• [Stated task]:
Output the material below unchanged, apart from leaving out the pictures.

─── Records provided ───

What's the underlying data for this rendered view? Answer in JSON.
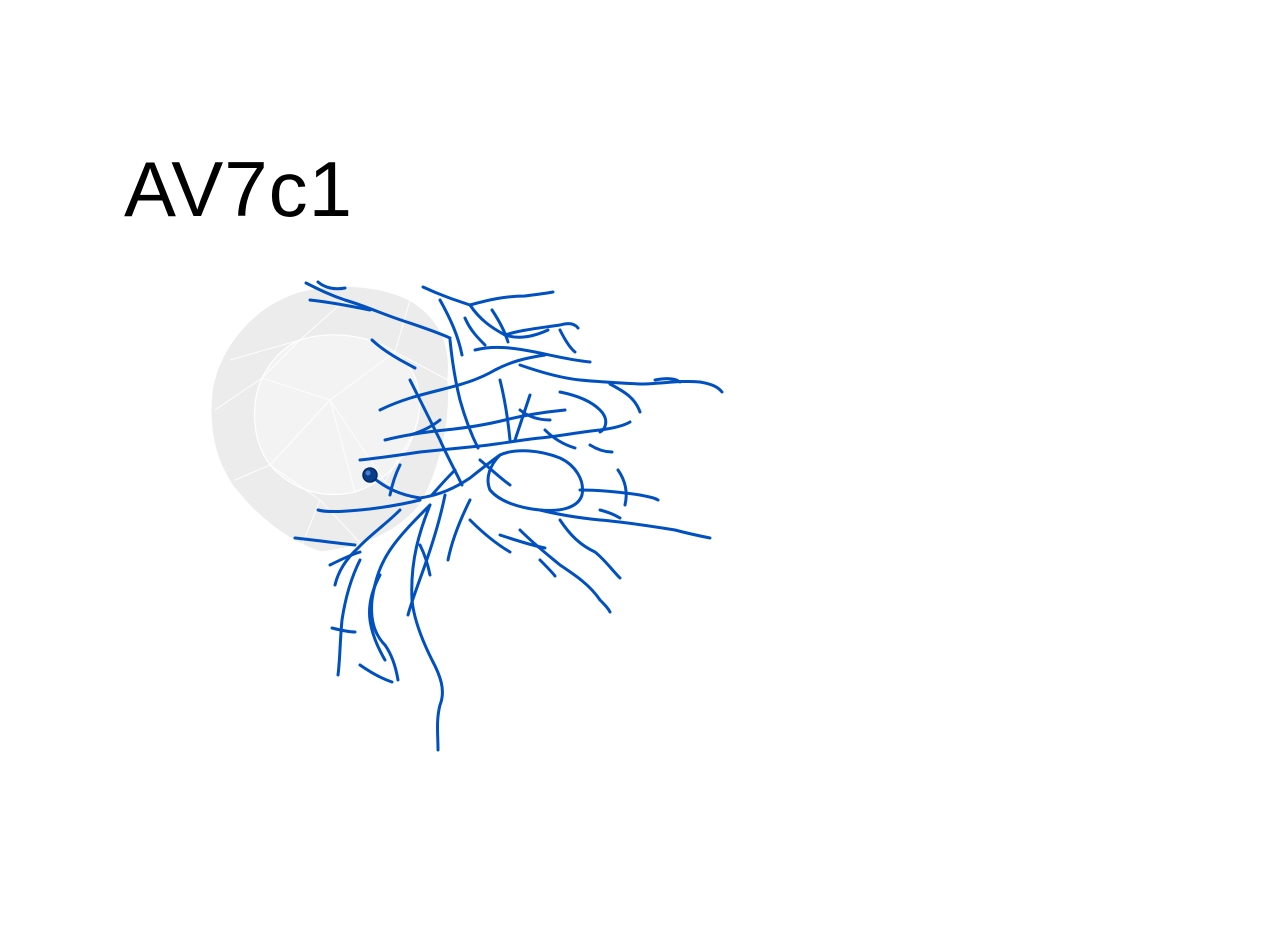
{
  "figure": {
    "title": "AV7c1",
    "neuron_color": "#0050c0",
    "soma_color": "#0a3d8a",
    "mesh_color": "#eeeeee",
    "mesh_edge_color": "#ffffff",
    "background": "#ffffff"
  }
}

───

• [Solution]:
What's the underlying data for this rendered view? Answer in JSON.
{
  "figure": {
    "title": "AV7c1",
    "neuron_color": "#0050c0",
    "soma_color": "#0a3d8a",
    "mesh_color": "#eeeeee",
    "mesh_edge_color": "#ffffff",
    "background": "#ffffff"
  }
}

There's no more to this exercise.